*** DATA ROWS

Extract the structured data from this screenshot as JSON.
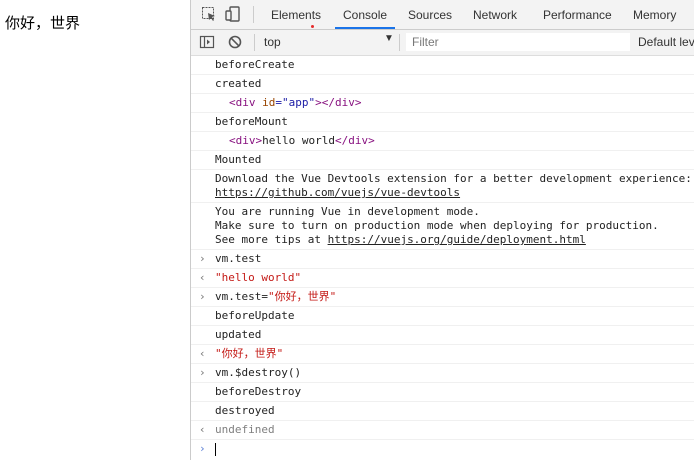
{
  "page": {
    "body_text": "你好，世界"
  },
  "devtools": {
    "tabs": [
      {
        "label": "Elements",
        "active": false
      },
      {
        "label": "Console",
        "active": true
      },
      {
        "label": "Sources",
        "active": false
      },
      {
        "label": "Network",
        "active": false
      },
      {
        "label": "Performance",
        "active": false
      },
      {
        "label": "Memory",
        "active": false
      }
    ],
    "toolbar": {
      "context": "top",
      "filter_placeholder": "Filter",
      "levels": "Default levels"
    },
    "console": {
      "l1": "beforeCreate",
      "l2": "created",
      "l3a": "<div",
      "l3b": " id",
      "l3c": "=\"app\"",
      "l3d": "></div>",
      "l4": "beforeMount",
      "l5a": "<div>",
      "l5b": "hello world",
      "l5c": "</div>",
      "l6": "Mounted",
      "l7a": "Download the Vue Devtools extension for a better development experience:",
      "l7b": "https://github.com/vuejs/vue-devtools",
      "l8a": "You are running Vue in development mode.",
      "l8b": "Make sure to turn on production mode when deploying for production.",
      "l8c": "See more tips at ",
      "l8d": "https://vuejs.org/guide/deployment.html",
      "l9": "vm.test",
      "l10": "\"hello world\"",
      "l11a": "vm.test=",
      "l11b": "\"你好，世界\"",
      "l12": "beforeUpdate",
      "l13": "updated",
      "l14": "\"你好，世界\"",
      "l15": "vm.$destroy()",
      "l16": "beforeDestroy",
      "l17": "destroyed",
      "l18": "undefined"
    },
    "colors": {
      "active_tab_underline": "#1a73e8",
      "string": "#c41a16",
      "tag": "#881280",
      "prompt": "#5b7fd4"
    },
    "icons": [
      "inspect-icon",
      "device-toggle-icon",
      "sidebar-toggle-icon",
      "clear-console-icon",
      "chevron-down-icon"
    ]
  }
}
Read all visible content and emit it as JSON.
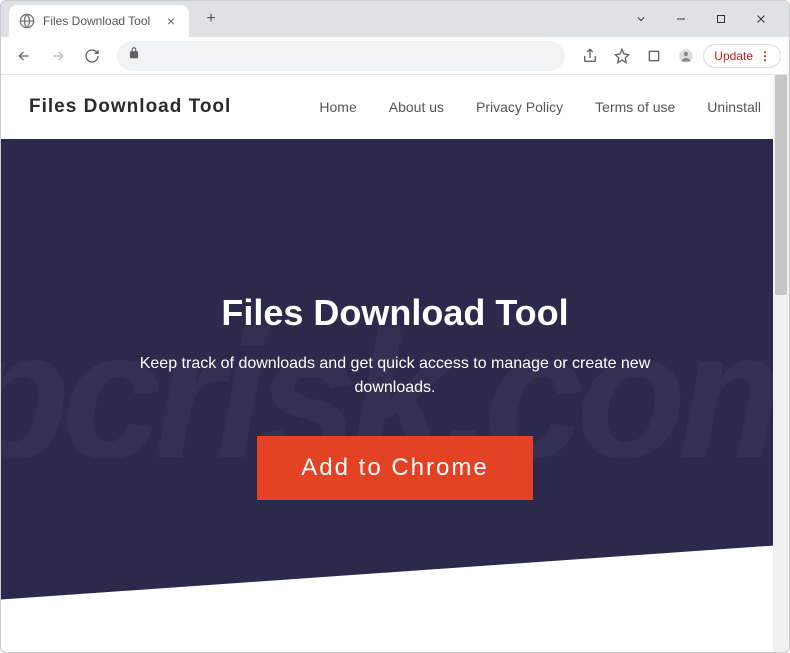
{
  "window": {
    "tab_title": "Files Download Tool"
  },
  "toolbar": {
    "update_label": "Update"
  },
  "page": {
    "brand": "Files Download Tool",
    "nav": {
      "home": "Home",
      "about": "About us",
      "privacy": "Privacy Policy",
      "terms": "Terms of use",
      "uninstall": "Uninstall"
    },
    "hero": {
      "title": "Files Download Tool",
      "subtitle": "Keep track of downloads and get quick access to manage or create new downloads.",
      "cta": "Add to Chrome"
    }
  },
  "colors": {
    "hero_bg": "#2b2a4c",
    "cta_bg": "#e34224"
  }
}
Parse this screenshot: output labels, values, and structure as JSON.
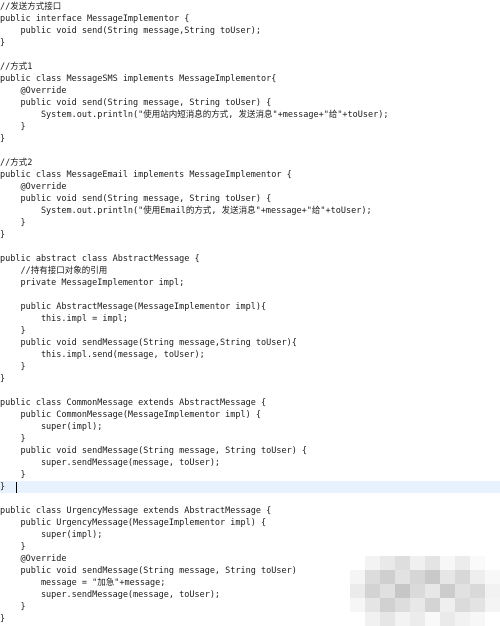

******

_DIRECTIONS FOR THIS TASK:_ Your task is to gather every line with the word "screenshot" and copy it.

_SOLUTION TO THE EXERCISE:_
Extract the structured data from this screenshot as JSON.
Parse this screenshot: output labels, values, and structure as JSON.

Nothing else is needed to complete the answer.